(Saved data entries)
** Begin **
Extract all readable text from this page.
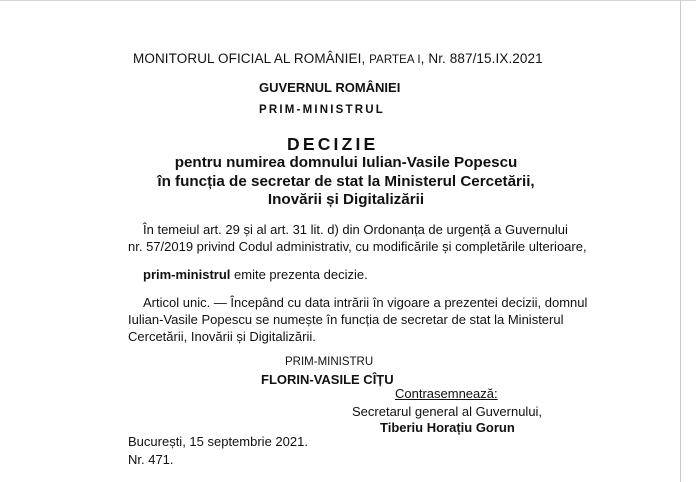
MONITORUL OFICIAL AL ROMÂNIEI, PARTEA I, Nr. 887/15.IX.2021
GUVERNUL ROMÂNIEI
PRIM-MINISTRUL
DECIZIE
pentru numirea domnului Iulian-Vasile Popescu
în funcția de secretar de stat la Ministerul Cercetării,
Inovării și Digitalizării
În temeiul art. 29 și al art. 31 lit. d) din Ordonanța de urgență a Guvernului
nr. 57/2019 privind Codul administrativ, cu modificările și completările ulterioare,
prim-ministrul emite prezenta decizie.
Articol unic. — Începând cu data intrării în vigoare a prezentei decizii, domnul
Iulian-Vasile Popescu se numește în funcția de secretar de stat la Ministerul
Cercetării, Inovării și Digitalizării.
PRIM-MINISTRU
FLORIN-VASILE CÎȚU
Contrasemnează:
Secretarul general al Guvernului,
Tiberiu Horațiu Gorun
București, 15 septembrie 2021.
Nr. 471.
** End **
Stated problem -> In your copy of the records, include no pictures; repeat everything else exactly.

Result ->
Extract all readable text from this page.
MONITORUL OFICIAL AL ROMÂNIEI, PARTEA I, Nr. 887/15.IX.2021
GUVERNUL ROMÂNIEI
PRIM-MINISTRUL
DECIZIE
pentru numirea domnului Iulian-Vasile Popescu
în funcția de secretar de stat la Ministerul Cercetării,
Inovării și Digitalizării
În temeiul art. 29 și al art. 31 lit. d) din Ordonanța de urgență a Guvernului
nr. 57/2019 privind Codul administrativ, cu modificările și completările ulterioare,
prim-ministrul emite prezenta decizie.
Articol unic. — Începând cu data intrării în vigoare a prezentei decizii, domnul
Iulian-Vasile Popescu se numește în funcția de secretar de stat la Ministerul
Cercetării, Inovării și Digitalizării.
PRIM-MINISTRU
FLORIN-VASILE CÎȚU
Contrasemnează:
Secretarul general al Guvernului,
Tiberiu Horațiu Gorun
București, 15 septembrie 2021.
Nr. 471.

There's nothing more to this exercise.